* START *

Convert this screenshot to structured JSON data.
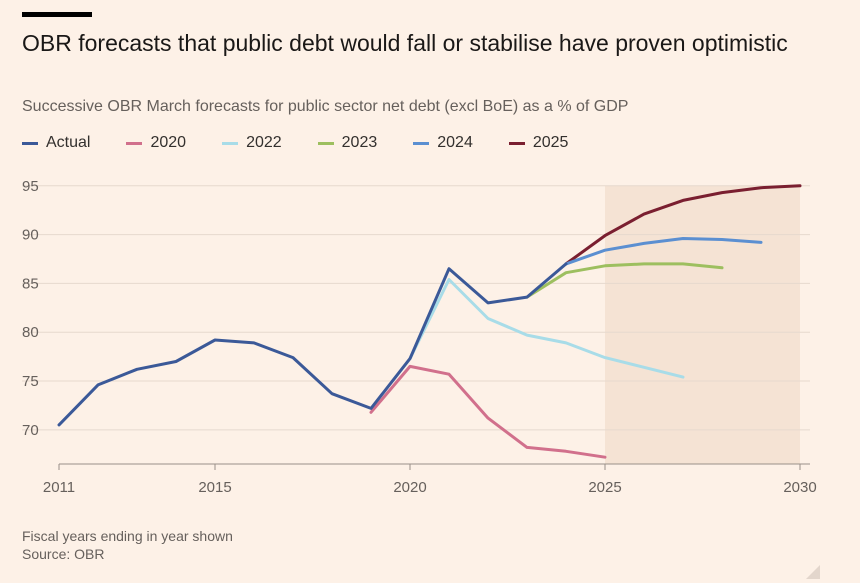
{
  "chart_data": {
    "type": "line",
    "title": "OBR forecasts that public debt would fall or stabilise have proven optimistic",
    "subtitle": "Successive OBR March forecasts for public sector net debt (excl BoE) as a % of GDP",
    "xlabel": "",
    "ylabel": "",
    "xlim": [
      2011,
      2030
    ],
    "ylim": [
      66.5,
      96
    ],
    "x_ticks": [
      "2011",
      "2015",
      "2020",
      "2025",
      "2030"
    ],
    "y_ticks": [
      "70",
      "75",
      "80",
      "85",
      "90",
      "95"
    ],
    "forecast_shade_range": [
      2025,
      2030
    ],
    "series": [
      {
        "name": "Actual",
        "color": "#3b5998",
        "x": [
          2011,
          2012,
          2013,
          2014,
          2015,
          2016,
          2017,
          2018,
          2019,
          2020,
          2021,
          2022,
          2023,
          2024
        ],
        "values": [
          70.5,
          74.6,
          76.2,
          77.0,
          79.2,
          78.9,
          77.4,
          73.7,
          72.2,
          77.3,
          86.5,
          83.0,
          83.6,
          87.0
        ]
      },
      {
        "name": "2020",
        "color": "#d1708c",
        "x": [
          2019,
          2020,
          2021,
          2022,
          2023,
          2024,
          2025
        ],
        "values": [
          71.8,
          76.5,
          75.7,
          71.2,
          68.2,
          67.8,
          67.2
        ]
      },
      {
        "name": "2022",
        "color": "#a8dce8",
        "x": [
          2020,
          2021,
          2022,
          2023,
          2024,
          2025,
          2026,
          2027
        ],
        "values": [
          77.3,
          85.4,
          81.4,
          79.7,
          78.9,
          77.4,
          76.4,
          75.4
        ]
      },
      {
        "name": "2023",
        "color": "#9dbf5f",
        "x": [
          2023,
          2024,
          2025,
          2026,
          2027,
          2028
        ],
        "values": [
          83.6,
          86.1,
          86.8,
          87.0,
          87.0,
          86.6
        ]
      },
      {
        "name": "2024",
        "color": "#5b8fd1",
        "x": [
          2024,
          2025,
          2026,
          2027,
          2028,
          2029
        ],
        "values": [
          87.0,
          88.4,
          89.1,
          89.6,
          89.5,
          89.2
        ]
      },
      {
        "name": "2025",
        "color": "#7a1f30",
        "x": [
          2024,
          2025,
          2026,
          2027,
          2028,
          2029,
          2030
        ],
        "values": [
          87.0,
          89.9,
          92.1,
          93.5,
          94.3,
          94.8,
          95.0
        ]
      }
    ]
  },
  "footnote": {
    "line1": "Fiscal years ending in year shown",
    "line2": "Source: OBR"
  }
}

* END *

Report the number of lines of the listing above that hold the string "debt", with no other text.

• TASK ANSWER: 2